Document excerpt:
Pointers In C For Scientists

Working with arrays of data (e.g., numeric vectors and matrices) is routine for scientific researchers doing statistics or modelling. In programming languages with which most researchers are probably familiar (e.g., R, python, and MATLAB), setting values into some sort of array is straightforward. In R, we can define a vector data_vec with one line of code.

data_vec <- c(3, 5, 4, 1, 7, 6);
print(data_vec);

## [1] 3 5 4 1 7 6

We can similarly define a two by two dimensional matrix.

data_mat <- matrix(data = c(3, 5, 4, 1, 7, 6), nrow = 2, ncol = 3);
print(data_mat);

##      [,1] [,2] [,3]
## [1,]    3    4    7
## [2,]    5    1    6

In C, this kind of assignment doesn’t work, which can be intimidating at first for researchers new to the language. Instead, memory needs to be allocated appropriately using pointers, which identify where in a computer’s memory variables are located. Thinking about and using pointers effectively can take a bit of getting used to, but being able to use C to do so can massively speed up computations [1], making the investment worthwhile for researchers doing computationally intense statistical or simulation modelling. The intended audience of this post includes researchers who are newcomers to using C, or might be interested in learning C as a means to speed up their analyses, perhaps through integration with R (more on this in a future post). I’m not going to focus so much on how to code in C, but rather the logic of what pointers are and how they are used in the language, as this is a major learning curve when getting started.

Directive 1: According to the post on pointers in C, what do pointers identify?

Raw data:
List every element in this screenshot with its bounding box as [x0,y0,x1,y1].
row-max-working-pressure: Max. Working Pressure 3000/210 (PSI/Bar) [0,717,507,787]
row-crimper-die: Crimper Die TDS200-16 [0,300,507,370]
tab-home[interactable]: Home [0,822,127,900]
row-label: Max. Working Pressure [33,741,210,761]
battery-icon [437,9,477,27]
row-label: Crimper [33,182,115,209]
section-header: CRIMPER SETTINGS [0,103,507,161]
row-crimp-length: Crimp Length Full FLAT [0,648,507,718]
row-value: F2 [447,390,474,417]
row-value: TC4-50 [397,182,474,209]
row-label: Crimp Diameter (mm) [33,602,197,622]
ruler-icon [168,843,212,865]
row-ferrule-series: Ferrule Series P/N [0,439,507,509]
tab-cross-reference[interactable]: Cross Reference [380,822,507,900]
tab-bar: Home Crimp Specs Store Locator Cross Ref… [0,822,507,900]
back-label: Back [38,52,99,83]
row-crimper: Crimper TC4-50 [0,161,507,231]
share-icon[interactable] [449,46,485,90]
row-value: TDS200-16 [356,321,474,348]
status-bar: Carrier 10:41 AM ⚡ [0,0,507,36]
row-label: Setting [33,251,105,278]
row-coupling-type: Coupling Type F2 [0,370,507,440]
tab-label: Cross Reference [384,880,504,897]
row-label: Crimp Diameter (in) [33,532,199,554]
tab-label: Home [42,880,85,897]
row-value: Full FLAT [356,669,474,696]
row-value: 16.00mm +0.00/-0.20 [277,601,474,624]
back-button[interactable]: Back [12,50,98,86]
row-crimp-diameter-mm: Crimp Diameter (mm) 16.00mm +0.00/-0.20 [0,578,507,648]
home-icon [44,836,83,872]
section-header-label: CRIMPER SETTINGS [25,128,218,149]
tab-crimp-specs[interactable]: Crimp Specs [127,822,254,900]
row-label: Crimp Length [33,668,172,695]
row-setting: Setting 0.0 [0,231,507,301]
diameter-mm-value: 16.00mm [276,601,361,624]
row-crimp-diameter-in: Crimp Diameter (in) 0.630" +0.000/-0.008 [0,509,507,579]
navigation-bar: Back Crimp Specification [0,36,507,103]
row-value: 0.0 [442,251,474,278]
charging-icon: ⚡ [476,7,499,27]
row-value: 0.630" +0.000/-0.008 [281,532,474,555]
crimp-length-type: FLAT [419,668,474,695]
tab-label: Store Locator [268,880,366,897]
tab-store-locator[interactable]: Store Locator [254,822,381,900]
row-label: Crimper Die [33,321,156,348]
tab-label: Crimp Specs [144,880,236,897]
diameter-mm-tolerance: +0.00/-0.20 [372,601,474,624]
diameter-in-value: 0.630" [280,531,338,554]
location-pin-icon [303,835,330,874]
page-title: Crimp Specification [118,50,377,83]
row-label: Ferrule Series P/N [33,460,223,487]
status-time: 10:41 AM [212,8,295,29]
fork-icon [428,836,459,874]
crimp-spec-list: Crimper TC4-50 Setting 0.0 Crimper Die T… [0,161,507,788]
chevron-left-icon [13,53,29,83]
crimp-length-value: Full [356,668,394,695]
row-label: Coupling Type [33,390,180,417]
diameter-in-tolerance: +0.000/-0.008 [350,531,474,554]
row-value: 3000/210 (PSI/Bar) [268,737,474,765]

Directive 2: Please write out the entries word for word, everything from the first line of the entries down to the line containing "tab-cross-reference[interactable]: Cross Reference", with both ends included.

Written reply 1: Where in a computer's memory variables are located.

Written reply 2:
List every element in this screenshot with its bounding box as [x0,y0,x1,y1].
row-max-working-pressure: Max. Working Pressure 3000/210 (PSI/Bar) [0,717,507,787]
row-crimper-die: Crimper Die TDS200-16 [0,300,507,370]
tab-home[interactable]: Home [0,822,127,900]
row-label: Max. Working Pressure [33,741,210,761]
battery-icon [437,9,477,27]
row-label: Crimper [33,182,115,209]
section-header: CRIMPER SETTINGS [0,103,507,161]
row-crimp-length: Crimp Length Full FLAT [0,648,507,718]
row-value: F2 [447,390,474,417]
row-value: TC4-50 [397,182,474,209]
row-label: Crimp Diameter (mm) [33,602,197,622]
ruler-icon [168,843,212,865]
row-ferrule-series: Ferrule Series P/N [0,439,507,509]
tab-cross-reference[interactable]: Cross Reference [380,822,507,900]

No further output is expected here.